--- Task material ---
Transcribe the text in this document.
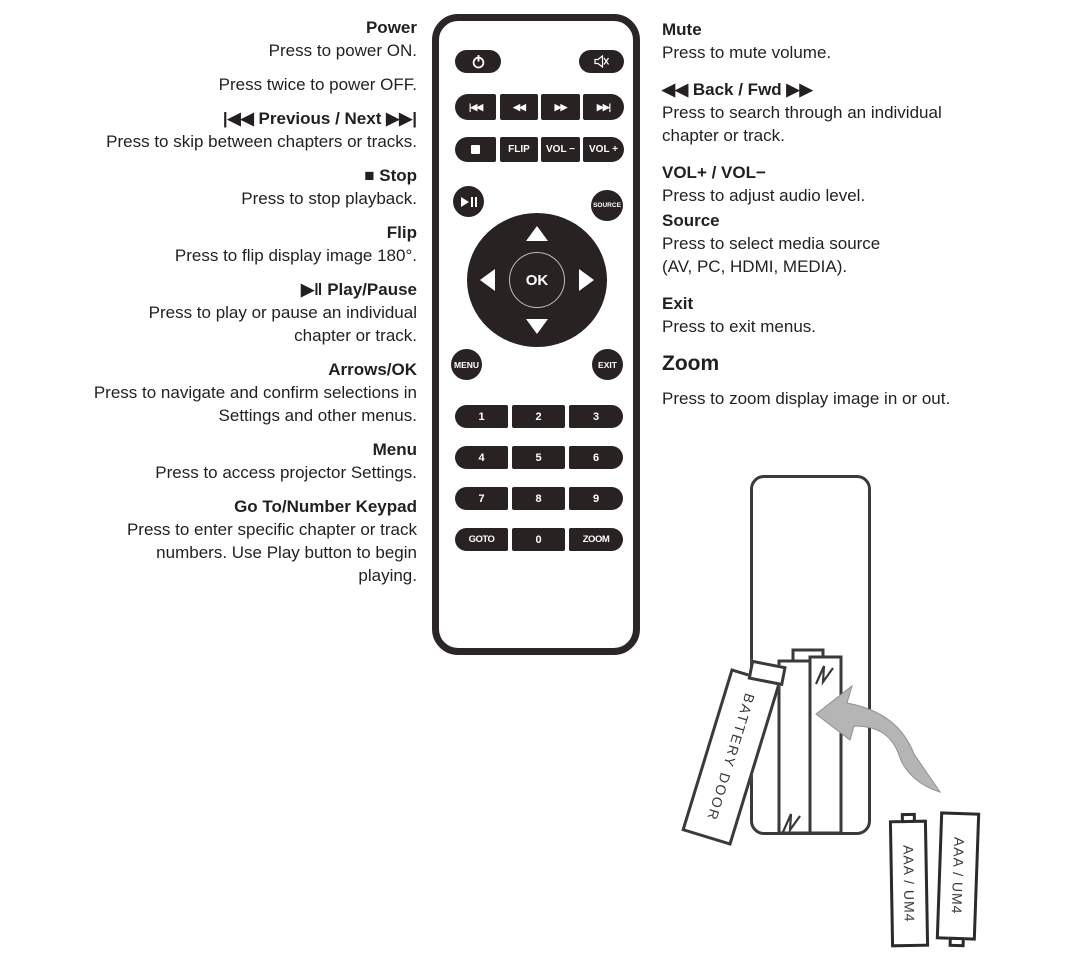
Power
Press to power ON.
Press twice to power OFF.
|◀◀ Previous / Next ▶▶|
Press to skip between chapters or tracks.
■ Stop
Press to stop playback.
Flip
Press to flip display image 180°.
▶‖ Play/Pause
Press to play or pause an individual
chapter or track.
Arrows/OK
Press to navigate and confirm selections in
Settings and other menus.
Menu
Press to access projector Settings.
Go To/Number Keypad
Press to enter specific chapter or track
numbers. Use Play button to begin
playing.
Mute
Press to mute volume.
◀◀ Back / Fwd ▶▶
Press to search through an individual
chapter or track.
VOL+ / VOL−
Press to adjust audio level.
Source
Press to select media source
(AV, PC, HDMI, MEDIA).
Exit
Press to exit menus.
Zoom
Press to zoom display image in or out.
|◀◀	◀◀	▶▶	▶▶|
FLIP VOL − VOL +
SOURCE
OK
MENU	EXIT
1	2	3
4	5	6
7	8	9
GOTO	0	ZOOM
BATTERY DOOR
AAA / UM4 AAA / UM4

--- Work to complete ---
Gather each line of the records holding the string "display".

--- Worked solution ---
Press to flip display image 180°.
Press to zoom display image in or out.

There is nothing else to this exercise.